[DIRECTIVE] Set out every line of the records below as a numbered list with no blank lines. Leave the pictures out of your answer.

Records from a collection
'''

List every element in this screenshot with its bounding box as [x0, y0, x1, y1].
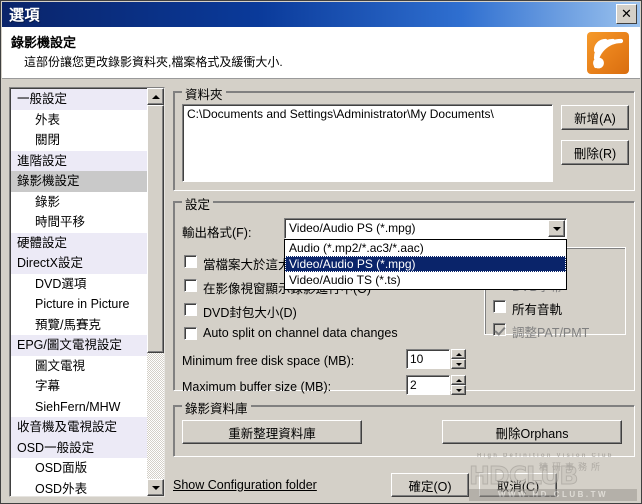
page-description: 這部份讓您更改錄影資料夾,檔案格式及緩衝大小. [24, 55, 283, 69]
sidebar-item-9[interactable]: DVD選項 [11, 273, 148, 294]
settings-tree[interactable]: 一般設定 外表 關閉 進階設定 錄影機設定 錄影 時間平移 硬體設定 DirectX設定 DVD選… [9, 87, 165, 497]
output-format-value: Video/Audio PS (*.mpg) [289, 221, 416, 235]
stepper-up-icon[interactable] [451, 349, 466, 359]
broadcast-signal-icon [587, 32, 629, 74]
min-free-disk-space-input[interactable]: 10 [406, 349, 450, 369]
delete-folder-button[interactable]: 刪除(R) [561, 140, 629, 165]
sidebar-item-12[interactable]: EPG/圖文電視設定 [11, 335, 148, 356]
tree-list[interactable]: 一般設定 外表 關閉 進階設定 錄影機設定 錄影 時間平移 硬體設定 DirectX設定 DVD選… [11, 89, 148, 496]
folder-group: 資料夾 C:\Documents and Settings\Administra… [173, 84, 635, 191]
stepper-up-icon[interactable] [451, 375, 466, 385]
ok-label: 確定(O) [408, 479, 452, 494]
stepper-down-icon[interactable] [451, 385, 466, 395]
tree-scrollbar[interactable] [147, 88, 164, 496]
recording-database-group: 錄影資料庫 重新整理資料庫 刪除Orphans [173, 398, 635, 457]
cancel-button[interactable]: 取消(C) [479, 473, 557, 497]
stepper-buttons[interactable] [451, 349, 466, 369]
dropdown-option-2[interactable]: Video/Audio TS (*.ts) [285, 272, 566, 288]
sidebar-item-10[interactable]: Picture in Picture [11, 294, 148, 315]
page-title: 錄影機設定 [11, 35, 77, 50]
checkbox-all-audio-tracks[interactable]: 所有音軌 [493, 299, 562, 318]
checkbox-box [493, 323, 506, 336]
sidebar-item-5[interactable]: 錄影 [11, 191, 148, 212]
checkbox-box [184, 255, 197, 268]
sidebar-item-15[interactable]: SiehFern/MHW [11, 396, 148, 417]
sidebar-item-8[interactable]: DirectX設定 [11, 253, 148, 274]
output-format-label: 輸出格式(F): [182, 226, 252, 240]
checkbox-dvd-packet-size[interactable]: DVD封包大小(D) [184, 302, 297, 321]
max-buffer-size-stepper[interactable]: 2 [406, 375, 466, 395]
sidebar-item-7[interactable]: 硬體設定 [11, 232, 148, 253]
sidebar-item-14[interactable]: 字幕 [11, 376, 148, 397]
rebuild-database-button[interactable]: 重新整理資料庫 [182, 420, 362, 444]
rebuild-database-label: 重新整理資料庫 [228, 426, 316, 441]
window-title: 選項 [9, 7, 41, 24]
sidebar-item-2[interactable]: 關閉 [11, 130, 148, 151]
stepper-buttons[interactable] [451, 375, 466, 395]
sidebar-item-1[interactable]: 外表 [11, 109, 148, 130]
settings-group: 設定 輸出格式(F): Video/Audio PS (*.mpg) 當檔案大於… [173, 194, 635, 395]
checkbox-label: Auto split on channel data changes [203, 326, 398, 340]
watermark-chinese: 精研事務所 [539, 462, 605, 472]
checkbox-label: 所有音軌 [512, 303, 563, 317]
close-icon: ✕ [621, 6, 632, 22]
sidebar-item-11[interactable]: 預覽/馬賽克 [11, 314, 148, 335]
folder-listbox[interactable]: C:\Documents and Settings\Administrator\… [182, 104, 553, 182]
checkbox-label: 調整PAT/PMT [512, 326, 590, 340]
sidebar-item-16[interactable]: 收音機及電視設定 [11, 417, 148, 438]
checkbox-box [493, 300, 506, 313]
min-free-disk-space-label: Minimum free disk space (MB): [182, 354, 355, 368]
dropdown-option-1[interactable]: Video/Audio PS (*.mpg) [285, 256, 566, 272]
settings-group-title: 設定 [182, 194, 214, 213]
checkbox-label: DVD封包大小(D) [203, 306, 297, 320]
sidebar-item-3[interactable]: 進階設定 [11, 150, 148, 171]
delete-folder-label: 刪除(R) [573, 147, 617, 161]
scrollbar-thumb[interactable] [147, 105, 164, 353]
scroll-down-button[interactable] [147, 479, 164, 496]
ok-button[interactable]: 確定(O) [391, 473, 469, 497]
sidebar-item-13[interactable]: 圖文電視 [11, 355, 148, 376]
list-item[interactable]: C:\Documents and Settings\Administrator\… [183, 105, 552, 121]
max-buffer-size-input[interactable]: 2 [406, 375, 450, 395]
checkbox-box [184, 327, 197, 340]
title-bar: 選項 ✕ [2, 2, 640, 27]
sidebar-item-18[interactable]: OSD面版 [11, 458, 148, 479]
stepper-down-icon[interactable] [451, 359, 466, 369]
options-dialog: 選項 ✕ 錄影機設定 這部份讓您更改錄影資料夾,檔案格式及緩衝大小. 一般設定外… [0, 0, 642, 504]
scrollbar-track[interactable] [147, 105, 164, 479]
delete-orphans-button[interactable]: 刪除Orphans [442, 420, 622, 444]
recording-database-group-title: 錄影資料庫 [182, 398, 251, 417]
folder-group-title: 資料夾 [182, 84, 226, 103]
cancel-label: 取消(C) [496, 479, 540, 494]
checkbox-box [184, 303, 197, 316]
sidebar-item-6[interactable]: 時間平移 [11, 212, 148, 233]
chevron-down-icon[interactable] [548, 220, 565, 237]
header-band: 錄影機設定 這部份讓您更改錄影資料夾,檔案格式及緩衝大小. [2, 27, 640, 79]
sidebar-item-4[interactable]: 錄影機設定 [11, 171, 148, 192]
checkbox-box [184, 279, 197, 292]
output-format-combobox[interactable]: Video/Audio PS (*.mpg) [284, 218, 567, 239]
scroll-up-button[interactable] [147, 88, 164, 105]
sidebar-item-17[interactable]: OSD一般設定 [11, 437, 148, 458]
add-folder-label: 新增(A) [574, 112, 616, 126]
output-format-dropdown-list[interactable]: Audio (*.mp2/*.ac3/*.aac) Video/Audio PS … [284, 239, 567, 290]
show-configuration-folder-link[interactable]: Show Configuration folder [173, 478, 317, 492]
checkbox-adjust-pat-pmt[interactable]: 調整PAT/PMT [493, 322, 589, 341]
dropdown-option-0[interactable]: Audio (*.mp2/*.ac3/*.aac) [285, 240, 566, 256]
min-free-disk-space-stepper[interactable]: 10 [406, 349, 466, 369]
sidebar-item-0[interactable]: 一般設定 [11, 89, 148, 110]
close-button[interactable]: ✕ [616, 4, 637, 24]
add-folder-button[interactable]: 新增(A) [561, 105, 629, 130]
sidebar-item-19[interactable]: OSD外表 [11, 478, 148, 496]
max-buffer-size-label: Maximum buffer size (MB): [182, 380, 332, 394]
delete-orphans-label: 刪除Orphans [495, 426, 569, 441]
checkbox-auto-split-channel-data[interactable]: Auto split on channel data changes [184, 326, 398, 340]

'''

[WRITTEN REPLY]
1. List every element in this screenshot with its bounding box as [x0, y0, x1, y1].
2. page-description: 這部份讓您更改錄影資料夾,檔案格式及緩衝大小. [24, 55, 283, 69]
3. sidebar-item-9[interactable]: DVD選項 [11, 273, 148, 294]
4. settings-tree[interactable]: 一般設定 外表 關閉 進階設定 錄影機設定 錄影 時間平移 硬體設定 DirectX設定 DVD選… [9, 87, 165, 497]
5. output-format-value: Video/Audio PS (*.mpg) [289, 221, 416, 235]
6. stepper-up-icon[interactable] [451, 349, 466, 359]
7. broadcast-signal-icon [587, 32, 629, 74]
8. min-free-disk-space-input[interactable]: 10 [406, 349, 450, 369]
9. delete-folder-button[interactable]: 刪除(R) [561, 140, 629, 165]
10. sidebar-item-12[interactable]: EPG/圖文電視設定 [11, 335, 148, 356]
11. tree-list[interactable]: 一般設定 外表 關閉 進階設定 錄影機設定 錄影 時間平移 硬體設定 DirectX設定 DVD選… [11, 89, 148, 496]
12. folder-group: 資料夾 C:\Documents and Settings\Administra… [173, 84, 635, 191]
13. stepper-up-icon[interactable] [451, 375, 466, 385]
14. ok-label: 確定(O) [408, 479, 452, 494]
15. stepper-down-icon[interactable] [451, 385, 466, 395]
16. tree-scrollbar[interactable] [147, 88, 164, 496]
17. recording-database-group: 錄影資料庫 重新整理資料庫 刪除Orphans [173, 398, 635, 457]
18. cancel-button[interactable]: 取消(C) [479, 473, 557, 497]
19. stepper-buttons[interactable] [451, 349, 466, 369]
20. dropdown-option-2[interactable]: Video/Audio TS (*.ts) [285, 272, 566, 288]
21. sidebar-item-10[interactable]: Picture in Picture [11, 294, 148, 315]
22. page-title: 錄影機設定 [11, 35, 77, 50]
23. checkbox-all-audio-tracks[interactable]: 所有音軌 [493, 299, 562, 318]
24. checkbox-box [493, 323, 506, 336]
25. sidebar-item-5[interactable]: 錄影 [11, 191, 148, 212]
26. checkbox-box [184, 255, 197, 268]
27. sidebar-item-15[interactable]: SiehFern/MHW [11, 396, 148, 417]
28. sidebar-item-8[interactable]: DirectX設定 [11, 253, 148, 274]
29. output-format-label: 輸出格式(F): [182, 226, 252, 240]
30. checkbox-dvd-packet-size[interactable]: DVD封包大小(D) [184, 302, 297, 321]
31. max-buffer-size-stepper[interactable]: 2 [406, 375, 466, 395]
32. sidebar-item-7[interactable]: 硬體設定 [11, 232, 148, 253]
33. sidebar-item-14[interactable]: 字幕 [11, 376, 148, 397]
34. rebuild-database-button[interactable]: 重新整理資料庫 [182, 420, 362, 444]
35. rebuild-database-label: 重新整理資料庫 [228, 426, 316, 441]
36. window-title: 選項 [9, 7, 41, 24]
37. sidebar-item-2[interactable]: 關閉 [11, 130, 148, 151]
38. stepper-buttons[interactable] [451, 375, 466, 395]
39. sidebar-item-1[interactable]: 外表 [11, 109, 148, 130]
40. settings-group: 設定 輸出格式(F): Video/Audio PS (*.mpg) 當檔案大於… [173, 194, 635, 395]
41. checkbox-label: Auto split on channel data changes [203, 326, 398, 340]
42. watermark-chinese: 精研事務所 [539, 462, 605, 472]
43. checkbox-label: 所有音軌 [512, 303, 563, 317]
44. close-icon: ✕ [621, 6, 632, 22]
45. sidebar-item-11[interactable]: 預覽/馬賽克 [11, 314, 148, 335]
46. folder-listbox[interactable]: C:\Documents and Settings\Administrator\… [182, 104, 553, 182]
47. checkbox-label: 調整PAT/PMT [512, 326, 590, 340]
48. sidebar-item-16[interactable]: 收音機及電視設定 [11, 417, 148, 438]
49. checkbox-box [493, 300, 506, 313]
50. min-free-disk-space-label: Minimum free disk space (MB): [182, 354, 355, 368]
51. dropdown-option-1[interactable]: Video/Audio PS (*.mpg) [285, 256, 566, 272]
52. settings-group-title: 設定 [182, 194, 214, 213]
53. checkbox-label: DVD封包大小(D) [203, 306, 297, 320]
54. sidebar-item-3[interactable]: 進階設定 [11, 150, 148, 171]
55. delete-folder-label: 刪除(R) [573, 147, 617, 161]
56. scrollbar-thumb[interactable] [147, 105, 164, 353]
57. scroll-down-button[interactable] [147, 479, 164, 496]
58. ok-button[interactable]: 確定(O) [391, 473, 469, 497]
59. sidebar-item-13[interactable]: 圖文電視 [11, 355, 148, 376]
60. list-item[interactable]: C:\Documents and Settings\Administrator\… [183, 105, 552, 121]
61. max-buffer-size-input[interactable]: 2 [406, 375, 450, 395]
62. checkbox-box [184, 327, 197, 340]
63. title-bar: 選項 ✕ [2, 2, 640, 27]
64. sidebar-item-18[interactable]: OSD面版 [11, 458, 148, 479]
65. stepper-down-icon[interactable] [451, 359, 466, 369]
66. options-dialog: 選項 ✕ 錄影機設定 這部份讓您更改錄影資料夾,檔案格式及緩衝大小. 一般設定外… [0, 0, 642, 504]
67. scrollbar-track[interactable] [147, 105, 164, 479]
68. delete-orphans-button[interactable]: 刪除Orphans [442, 420, 622, 444]
69. recording-database-group-title: 錄影資料庫 [182, 398, 251, 417]
70. folder-group-title: 資料夾 [182, 84, 226, 103]
71. cancel-label: 取消(C) [496, 479, 540, 494]
72. checkbox-box [184, 303, 197, 316]
73. sidebar-item-6[interactable]: 時間平移 [11, 212, 148, 233]
74. chevron-down-icon[interactable] [548, 220, 565, 237]
75. header-band: 錄影機設定 這部份讓您更改錄影資料夾,檔案格式及緩衝大小. [2, 27, 640, 79]
76. sidebar-item-4[interactable]: 錄影機設定 [11, 171, 148, 192]
77. checkbox-box [184, 279, 197, 292]
78. output-format-combobox[interactable]: Video/Audio PS (*.mpg) [284, 218, 567, 239]
79. scroll-up-button[interactable] [147, 88, 164, 105]
80. sidebar-item-17[interactable]: OSD一般設定 [11, 437, 148, 458]
81. add-folder-label: 新增(A) [574, 112, 616, 126]
82. output-format-dropdown-list[interactable]: Audio (*.mp2/*.ac3/*.aac) Video/Audio PS … [284, 239, 567, 290]
83. show-configuration-folder-link[interactable]: Show Configuration folder [173, 478, 317, 492]
84. checkbox-adjust-pat-pmt[interactable]: 調整PAT/PMT [493, 322, 589, 341]
85. dropdown-option-0[interactable]: Audio (*.mp2/*.ac3/*.aac) [285, 240, 566, 256]
86. min-free-disk-space-stepper[interactable]: 10 [406, 349, 466, 369]
87. sidebar-item-0[interactable]: 一般設定 [11, 89, 148, 110]
88. close-button[interactable]: ✕ [616, 4, 637, 24]
89. add-folder-button[interactable]: 新增(A) [561, 105, 629, 130]
90. sidebar-item-19[interactable]: OSD外表 [11, 478, 148, 496]
91. max-buffer-size-label: Maximum buffer size (MB): [182, 380, 332, 394]
92. delete-orphans-label: 刪除Orphans [495, 426, 569, 441]
93. checkbox-auto-split-channel-data[interactable]: Auto split on channel data changes [184, 326, 398, 340]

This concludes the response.